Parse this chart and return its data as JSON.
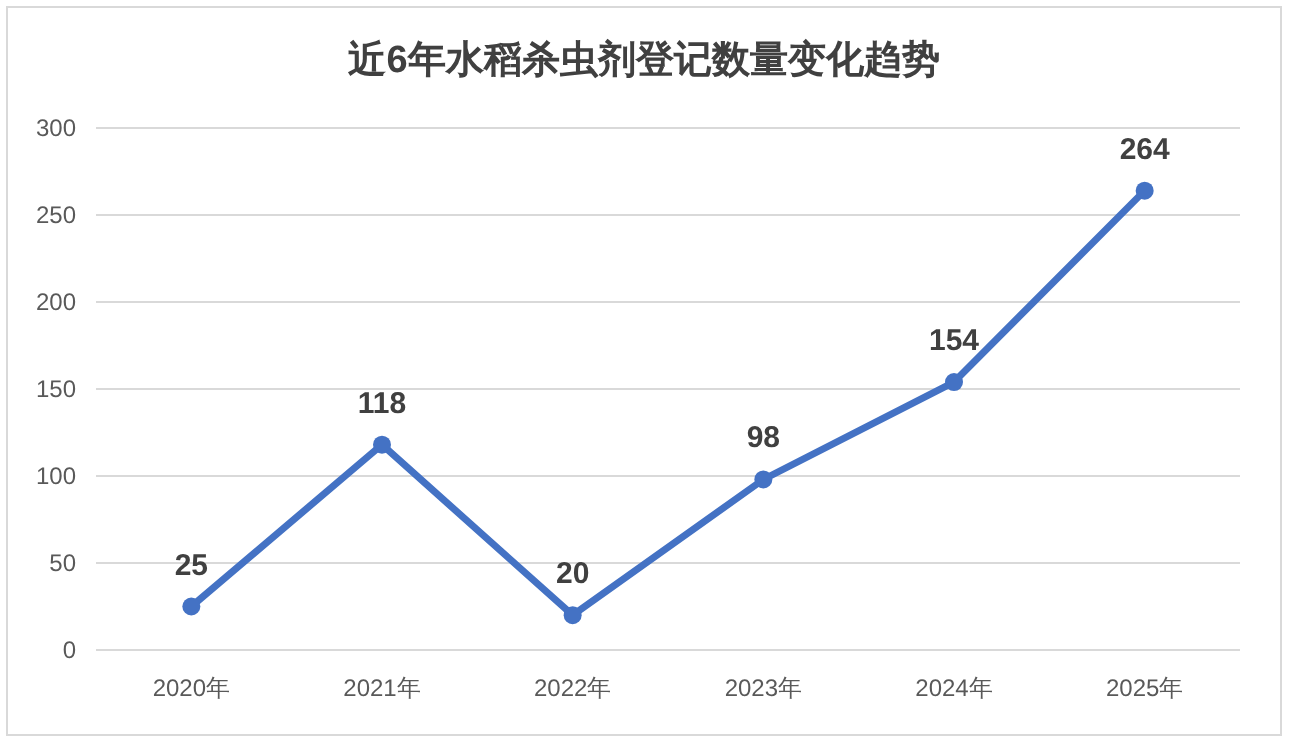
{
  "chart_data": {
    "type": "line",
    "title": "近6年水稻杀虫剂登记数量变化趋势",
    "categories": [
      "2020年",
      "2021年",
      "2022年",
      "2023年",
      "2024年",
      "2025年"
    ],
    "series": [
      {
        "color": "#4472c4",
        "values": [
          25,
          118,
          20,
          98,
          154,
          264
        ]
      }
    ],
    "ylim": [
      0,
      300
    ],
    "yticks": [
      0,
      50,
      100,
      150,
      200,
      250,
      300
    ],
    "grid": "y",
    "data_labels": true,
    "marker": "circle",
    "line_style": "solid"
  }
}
|---|
• _Goal_:
Copy all of the entries verbatim, leaving out any pictures they contain.

• _Answer for this exercise_:
Parse this chart and return its data as JSON.
{
  "chart_data": {
    "type": "line",
    "title": "近6年水稻杀虫剂登记数量变化趋势",
    "categories": [
      "2020年",
      "2021年",
      "2022年",
      "2023年",
      "2024年",
      "2025年"
    ],
    "series": [
      {
        "color": "#4472c4",
        "values": [
          25,
          118,
          20,
          98,
          154,
          264
        ]
      }
    ],
    "ylim": [
      0,
      300
    ],
    "yticks": [
      0,
      50,
      100,
      150,
      200,
      250,
      300
    ],
    "grid": "y",
    "data_labels": true,
    "marker": "circle",
    "line_style": "solid"
  }
}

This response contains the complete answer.